- **Material provided**
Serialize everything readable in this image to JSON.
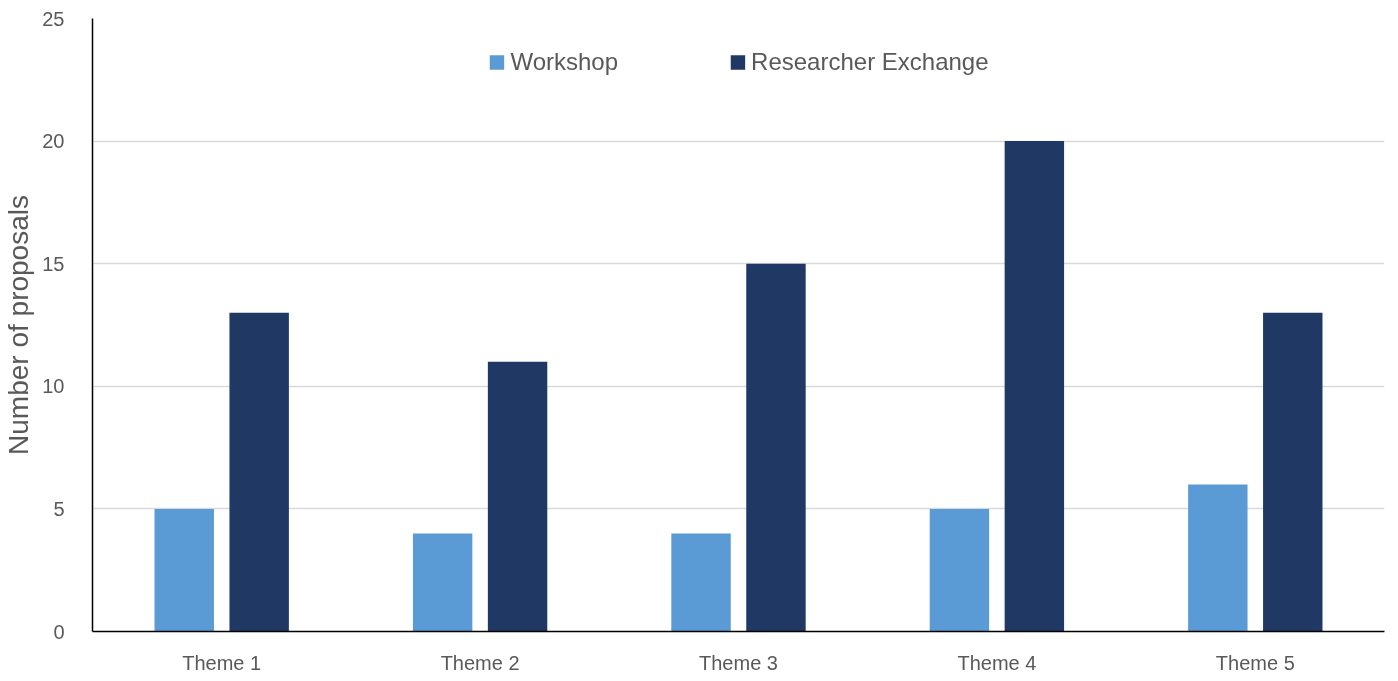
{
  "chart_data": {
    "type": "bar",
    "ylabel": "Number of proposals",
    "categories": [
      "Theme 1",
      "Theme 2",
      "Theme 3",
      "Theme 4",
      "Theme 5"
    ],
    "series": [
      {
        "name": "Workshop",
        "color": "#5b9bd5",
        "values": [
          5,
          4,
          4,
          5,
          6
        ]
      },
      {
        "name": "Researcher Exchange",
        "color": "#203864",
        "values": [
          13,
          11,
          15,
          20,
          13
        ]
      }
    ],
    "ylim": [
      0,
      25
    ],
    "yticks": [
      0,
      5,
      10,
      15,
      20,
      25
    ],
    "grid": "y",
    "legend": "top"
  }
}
...
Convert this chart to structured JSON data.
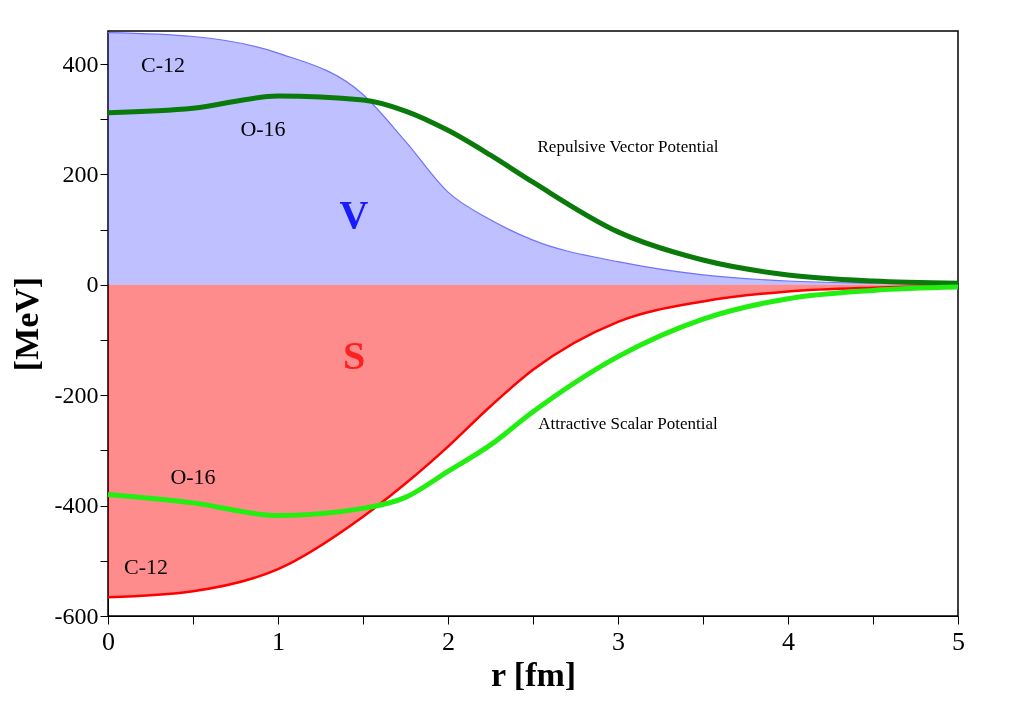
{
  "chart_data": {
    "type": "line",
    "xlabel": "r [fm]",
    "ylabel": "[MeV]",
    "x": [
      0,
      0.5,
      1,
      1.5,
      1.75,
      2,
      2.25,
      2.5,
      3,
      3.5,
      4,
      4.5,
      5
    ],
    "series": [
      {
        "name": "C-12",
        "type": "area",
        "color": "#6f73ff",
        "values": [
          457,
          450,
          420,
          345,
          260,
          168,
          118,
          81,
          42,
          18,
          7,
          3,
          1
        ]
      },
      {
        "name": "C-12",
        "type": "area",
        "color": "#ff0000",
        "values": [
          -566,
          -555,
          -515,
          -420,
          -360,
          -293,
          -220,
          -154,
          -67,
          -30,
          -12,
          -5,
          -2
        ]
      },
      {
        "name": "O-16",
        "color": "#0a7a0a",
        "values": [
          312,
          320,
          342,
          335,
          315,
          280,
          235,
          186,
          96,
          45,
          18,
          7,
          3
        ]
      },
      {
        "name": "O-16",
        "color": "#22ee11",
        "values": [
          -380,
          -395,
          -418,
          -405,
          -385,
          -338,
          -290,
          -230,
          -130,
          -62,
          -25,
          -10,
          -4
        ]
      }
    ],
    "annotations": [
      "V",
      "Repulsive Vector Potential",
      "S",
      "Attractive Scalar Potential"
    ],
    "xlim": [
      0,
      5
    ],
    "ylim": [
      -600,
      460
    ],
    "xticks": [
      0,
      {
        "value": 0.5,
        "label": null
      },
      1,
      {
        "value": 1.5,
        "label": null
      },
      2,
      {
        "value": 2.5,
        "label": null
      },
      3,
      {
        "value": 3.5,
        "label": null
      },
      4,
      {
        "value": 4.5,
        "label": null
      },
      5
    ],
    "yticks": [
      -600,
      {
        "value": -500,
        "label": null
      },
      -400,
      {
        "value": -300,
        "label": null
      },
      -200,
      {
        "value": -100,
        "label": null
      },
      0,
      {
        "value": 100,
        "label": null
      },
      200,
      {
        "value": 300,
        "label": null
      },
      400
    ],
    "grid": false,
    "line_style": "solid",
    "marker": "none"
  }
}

- **Task to complete**
For the data above, state only how many lines include the word "JSON".

- **Problem solution**
2